## WHAT YOU HAVE TO DO
Print the whole listing exactly.

## LISTING
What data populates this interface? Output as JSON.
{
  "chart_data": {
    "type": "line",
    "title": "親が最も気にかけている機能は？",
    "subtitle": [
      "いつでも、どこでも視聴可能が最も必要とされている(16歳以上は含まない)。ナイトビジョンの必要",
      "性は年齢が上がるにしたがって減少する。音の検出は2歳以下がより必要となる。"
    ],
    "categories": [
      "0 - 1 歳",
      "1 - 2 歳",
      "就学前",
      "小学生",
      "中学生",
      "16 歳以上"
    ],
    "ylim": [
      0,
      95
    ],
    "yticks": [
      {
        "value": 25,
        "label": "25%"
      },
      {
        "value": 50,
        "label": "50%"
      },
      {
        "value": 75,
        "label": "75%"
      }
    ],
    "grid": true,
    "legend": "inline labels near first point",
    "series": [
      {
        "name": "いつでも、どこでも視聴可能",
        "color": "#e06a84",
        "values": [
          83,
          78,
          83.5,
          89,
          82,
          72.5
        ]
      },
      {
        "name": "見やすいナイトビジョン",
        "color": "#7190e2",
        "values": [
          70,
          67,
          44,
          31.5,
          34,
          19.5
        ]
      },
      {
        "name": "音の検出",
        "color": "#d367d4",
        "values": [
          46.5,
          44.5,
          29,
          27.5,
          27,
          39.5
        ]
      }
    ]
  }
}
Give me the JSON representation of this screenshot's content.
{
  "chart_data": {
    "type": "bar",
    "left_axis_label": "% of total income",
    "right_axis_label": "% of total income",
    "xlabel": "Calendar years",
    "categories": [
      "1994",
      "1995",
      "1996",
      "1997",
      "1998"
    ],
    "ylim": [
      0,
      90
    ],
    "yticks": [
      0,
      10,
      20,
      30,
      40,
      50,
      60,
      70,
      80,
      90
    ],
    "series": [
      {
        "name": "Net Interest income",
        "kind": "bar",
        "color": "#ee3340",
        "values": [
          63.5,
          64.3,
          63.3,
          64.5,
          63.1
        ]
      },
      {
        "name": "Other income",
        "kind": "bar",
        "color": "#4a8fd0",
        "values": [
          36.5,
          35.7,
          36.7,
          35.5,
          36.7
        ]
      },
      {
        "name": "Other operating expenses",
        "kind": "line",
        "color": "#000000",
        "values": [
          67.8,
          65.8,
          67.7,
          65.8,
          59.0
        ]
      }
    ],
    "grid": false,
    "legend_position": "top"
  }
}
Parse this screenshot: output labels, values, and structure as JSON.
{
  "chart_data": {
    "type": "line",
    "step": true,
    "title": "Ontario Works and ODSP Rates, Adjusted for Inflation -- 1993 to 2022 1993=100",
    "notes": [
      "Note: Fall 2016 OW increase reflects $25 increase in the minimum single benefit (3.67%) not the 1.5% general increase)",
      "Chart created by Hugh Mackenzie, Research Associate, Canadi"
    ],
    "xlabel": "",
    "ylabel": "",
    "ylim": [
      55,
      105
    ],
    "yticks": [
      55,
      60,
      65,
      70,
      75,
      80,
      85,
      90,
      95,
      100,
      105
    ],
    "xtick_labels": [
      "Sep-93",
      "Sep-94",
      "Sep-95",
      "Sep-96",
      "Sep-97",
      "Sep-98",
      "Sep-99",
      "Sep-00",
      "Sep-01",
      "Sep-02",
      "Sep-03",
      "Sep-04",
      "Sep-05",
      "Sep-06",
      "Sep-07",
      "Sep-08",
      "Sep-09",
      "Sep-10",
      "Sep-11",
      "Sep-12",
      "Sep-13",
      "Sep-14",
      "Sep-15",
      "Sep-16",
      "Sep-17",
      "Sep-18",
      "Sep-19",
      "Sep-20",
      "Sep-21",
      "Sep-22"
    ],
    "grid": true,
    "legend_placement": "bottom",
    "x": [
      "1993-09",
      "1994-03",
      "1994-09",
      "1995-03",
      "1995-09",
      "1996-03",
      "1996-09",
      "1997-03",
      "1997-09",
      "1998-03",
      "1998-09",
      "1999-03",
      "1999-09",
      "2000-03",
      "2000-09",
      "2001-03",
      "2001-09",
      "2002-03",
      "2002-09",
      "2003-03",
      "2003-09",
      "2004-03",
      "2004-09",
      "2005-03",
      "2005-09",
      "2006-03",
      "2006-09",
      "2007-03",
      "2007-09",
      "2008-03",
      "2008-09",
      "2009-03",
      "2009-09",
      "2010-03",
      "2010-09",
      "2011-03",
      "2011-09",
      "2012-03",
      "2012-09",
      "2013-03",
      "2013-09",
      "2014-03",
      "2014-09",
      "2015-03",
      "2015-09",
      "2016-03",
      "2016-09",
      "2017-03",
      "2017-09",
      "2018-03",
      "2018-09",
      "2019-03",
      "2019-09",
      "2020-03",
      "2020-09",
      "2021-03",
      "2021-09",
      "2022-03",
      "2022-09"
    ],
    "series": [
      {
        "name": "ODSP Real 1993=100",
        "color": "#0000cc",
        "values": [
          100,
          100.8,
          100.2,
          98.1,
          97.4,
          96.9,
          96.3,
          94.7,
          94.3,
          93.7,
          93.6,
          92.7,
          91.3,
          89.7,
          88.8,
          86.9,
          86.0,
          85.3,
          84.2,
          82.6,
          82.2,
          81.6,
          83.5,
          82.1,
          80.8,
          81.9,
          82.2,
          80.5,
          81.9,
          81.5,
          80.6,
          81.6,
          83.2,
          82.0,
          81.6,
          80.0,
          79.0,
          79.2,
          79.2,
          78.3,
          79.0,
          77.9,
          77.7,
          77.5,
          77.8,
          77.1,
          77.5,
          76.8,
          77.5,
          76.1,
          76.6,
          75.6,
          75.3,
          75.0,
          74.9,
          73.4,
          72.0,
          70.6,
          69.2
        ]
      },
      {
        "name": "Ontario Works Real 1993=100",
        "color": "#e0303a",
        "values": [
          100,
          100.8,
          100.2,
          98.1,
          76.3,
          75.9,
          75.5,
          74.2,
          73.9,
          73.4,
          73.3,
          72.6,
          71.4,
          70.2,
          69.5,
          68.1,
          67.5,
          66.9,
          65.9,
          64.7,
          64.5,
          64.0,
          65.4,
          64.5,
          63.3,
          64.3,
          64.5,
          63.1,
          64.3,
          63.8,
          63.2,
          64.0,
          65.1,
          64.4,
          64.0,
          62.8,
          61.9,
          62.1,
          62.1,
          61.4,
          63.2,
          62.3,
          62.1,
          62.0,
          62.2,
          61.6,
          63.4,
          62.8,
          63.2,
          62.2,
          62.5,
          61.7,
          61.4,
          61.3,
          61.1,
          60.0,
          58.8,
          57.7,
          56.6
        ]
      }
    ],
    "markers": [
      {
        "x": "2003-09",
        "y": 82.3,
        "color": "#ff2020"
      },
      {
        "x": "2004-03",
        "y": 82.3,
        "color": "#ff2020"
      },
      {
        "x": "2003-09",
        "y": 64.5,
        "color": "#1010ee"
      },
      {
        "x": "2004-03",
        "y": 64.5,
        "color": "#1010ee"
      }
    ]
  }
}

## CORRECT OUTPUT
What data populates this interface? Output as JSON.
{
  "chart_data": {
    "type": "line",
    "title": "親が最も気にかけている機能は？",
    "subtitle": [
      "いつでも、どこでも視聴可能が最も必要とされている(16歳以上は含まない)。ナイトビジョンの必要",
      "性は年齢が上がるにしたがって減少する。音の検出は2歳以下がより必要となる。"
    ],
    "categories": [
      "0 - 1 歳",
      "1 - 2 歳",
      "就学前",
      "小学生",
      "中学生",
      "16 歳以上"
    ],
    "ylim": [
      0,
      95
    ],
    "yticks": [
      {
        "value": 25,
        "label": "25%"
      },
      {
        "value": 50,
        "label": "50%"
      },
      {
        "value": 75,
        "label": "75%"
      }
    ],
    "grid": true,
    "legend": "inline labels near first point",
    "series": [
      {
        "name": "いつでも、どこでも視聴可能",
        "color": "#e06a84",
        "values": [
          83,
          78,
          83.5,
          89,
          82,
          72.5
        ]
      },
      {
        "name": "見やすいナイトビジョン",
        "color": "#7190e2",
        "values": [
          70,
          67,
          44,
          31.5,
          34,
          19.5
        ]
      },
      {
        "name": "音の検出",
        "color": "#d367d4",
        "values": [
          46.5,
          44.5,
          29,
          27.5,
          27,
          39.5
        ]
      }
    ]
  }
}
Give me the JSON representation of this screenshot's content.
{
  "chart_data": {
    "type": "bar",
    "left_axis_label": "% of total income",
    "right_axis_label": "% of total income",
    "xlabel": "Calendar years",
    "categories": [
      "1994",
      "1995",
      "1996",
      "1997",
      "1998"
    ],
    "ylim": [
      0,
      90
    ],
    "yticks": [
      0,
      10,
      20,
      30,
      40,
      50,
      60,
      70,
      80,
      90
    ],
    "series": [
      {
        "name": "Net Interest income",
        "kind": "bar",
        "color": "#ee3340",
        "values": [
          63.5,
          64.3,
          63.3,
          64.5,
          63.1
        ]
      },
      {
        "name": "Other income",
        "kind": "bar",
        "color": "#4a8fd0",
        "values": [
          36.5,
          35.7,
          36.7,
          35.5,
          36.7
        ]
      },
      {
        "name": "Other operating expenses",
        "kind": "line",
        "color": "#000000",
        "values": [
          67.8,
          65.8,
          67.7,
          65.8,
          59.0
        ]
      }
    ],
    "grid": false,
    "legend_position": "top"
  }
}
Parse this screenshot: output labels, values, and structure as JSON.
{
  "chart_data": {
    "type": "line",
    "step": true,
    "title": "Ontario Works and ODSP Rates, Adjusted for Inflation -- 1993 to 2022 1993=100",
    "notes": [
      "Note: Fall 2016 OW increase reflects $25 increase in the minimum single benefit (3.67%) not the 1.5% general increase)",
      "Chart created by Hugh Mackenzie, Research Associate, Canadi"
    ],
    "xlabel": "",
    "ylabel": "",
    "ylim": [
      55,
      105
    ],
    "yticks": [
      55,
      60,
      65,
      70,
      75,
      80,
      85,
      90,
      95,
      100,
      105
    ],
    "xtick_labels": [
      "Sep-93",
      "Sep-94",
      "Sep-95",
      "Sep-96",
      "Sep-97",
      "Sep-98",
      "Sep-99",
      "Sep-00",
      "Sep-01",
      "Sep-02",
      "Sep-03",
      "Sep-04",
      "Sep-05",
      "Sep-06",
      "Sep-07",
      "Sep-08",
      "Sep-09",
      "Sep-10",
      "Sep-11",
      "Sep-12",
      "Sep-13",
      "Sep-14",
      "Sep-15",
      "Sep-16",
      "Sep-17",
      "Sep-18",
      "Sep-19",
      "Sep-20",
      "Sep-21",
      "Sep-22"
    ],
    "grid": true,
    "legend_placement": "bottom",
    "x": [
      "1993-09",
      "1994-03",
      "1994-09",
      "1995-03",
      "1995-09",
      "1996-03",
      "1996-09",
      "1997-03",
      "1997-09",
      "1998-03",
      "1998-09",
      "1999-03",
      "1999-09",
      "2000-03",
      "2000-09",
      "2001-03",
      "2001-09",
      "2002-03",
      "2002-09",
      "2003-03",
      "2003-09",
      "2004-03",
      "2004-09",
      "2005-03",
      "2005-09",
      "2006-03",
      "2006-09",
      "2007-03",
      "2007-09",
      "2008-03",
      "2008-09",
      "2009-03",
      "2009-09",
      "2010-03",
      "2010-09",
      "2011-03",
      "2011-09",
      "2012-03",
      "2012-09",
      "2013-03",
      "2013-09",
      "2014-03",
      "2014-09",
      "2015-03",
      "2015-09",
      "2016-03",
      "2016-09",
      "2017-03",
      "2017-09",
      "2018-03",
      "2018-09",
      "2019-03",
      "2019-09",
      "2020-03",
      "2020-09",
      "2021-03",
      "2021-09",
      "2022-03",
      "2022-09"
    ],
    "series": [
      {
        "name": "ODSP Real 1993=100",
        "color": "#0000cc",
        "values": [
          100,
          100.8,
          100.2,
          98.1,
          97.4,
          96.9,
          96.3,
          94.7,
          94.3,
          93.7,
          93.6,
          92.7,
          91.3,
          89.7,
          88.8,
          86.9,
          86.0,
          85.3,
          84.2,
          82.6,
          82.2,
          81.6,
          83.5,
          82.1,
          80.8,
          81.9,
          82.2,
          80.5,
          81.9,
          81.5,
          80.6,
          81.6,
          83.2,
          82.0,
          81.6,
          80.0,
          79.0,
          79.2,
          79.2,
          78.3,
          79.0,
          77.9,
          77.7,
          77.5,
          77.8,
          77.1,
          77.5,
          76.8,
          77.5,
          76.1,
          76.6,
          75.6,
          75.3,
          75.0,
          74.9,
          73.4,
          72.0,
          70.6,
          69.2
        ]
      },
      {
        "name": "Ontario Works Real 1993=100",
        "color": "#e0303a",
        "values": [
          100,
          100.8,
          100.2,
          98.1,
          76.3,
          75.9,
          75.5,
          74.2,
          73.9,
          73.4,
          73.3,
          72.6,
          71.4,
          70.2,
          69.5,
          68.1,
          67.5,
          66.9,
          65.9,
          64.7,
          64.5,
          64.0,
          65.4,
          64.5,
          63.3,
          64.3,
          64.5,
          63.1,
          64.3,
          63.8,
          63.2,
          64.0,
          65.1,
          64.4,
          64.0,
          62.8,
          61.9,
          62.1,
          62.1,
          61.4,
          63.2,
          62.3,
          62.1,
          62.0,
          62.2,
          61.6,
          63.4,
          62.8,
          63.2,
          62.2,
          62.5,
          61.7,
          61.4,
          61.3,
          61.1,
          60.0,
          58.8,
          57.7,
          56.6
        ]
      }
    ],
    "markers": [
      {
        "x": "2003-09",
        "y": 82.3,
        "color": "#ff2020"
      },
      {
        "x": "2004-03",
        "y": 82.3,
        "color": "#ff2020"
      },
      {
        "x": "2003-09",
        "y": 64.5,
        "color": "#1010ee"
      },
      {
        "x": "2004-03",
        "y": 64.5,
        "color": "#1010ee"
      }
    ]
  }
}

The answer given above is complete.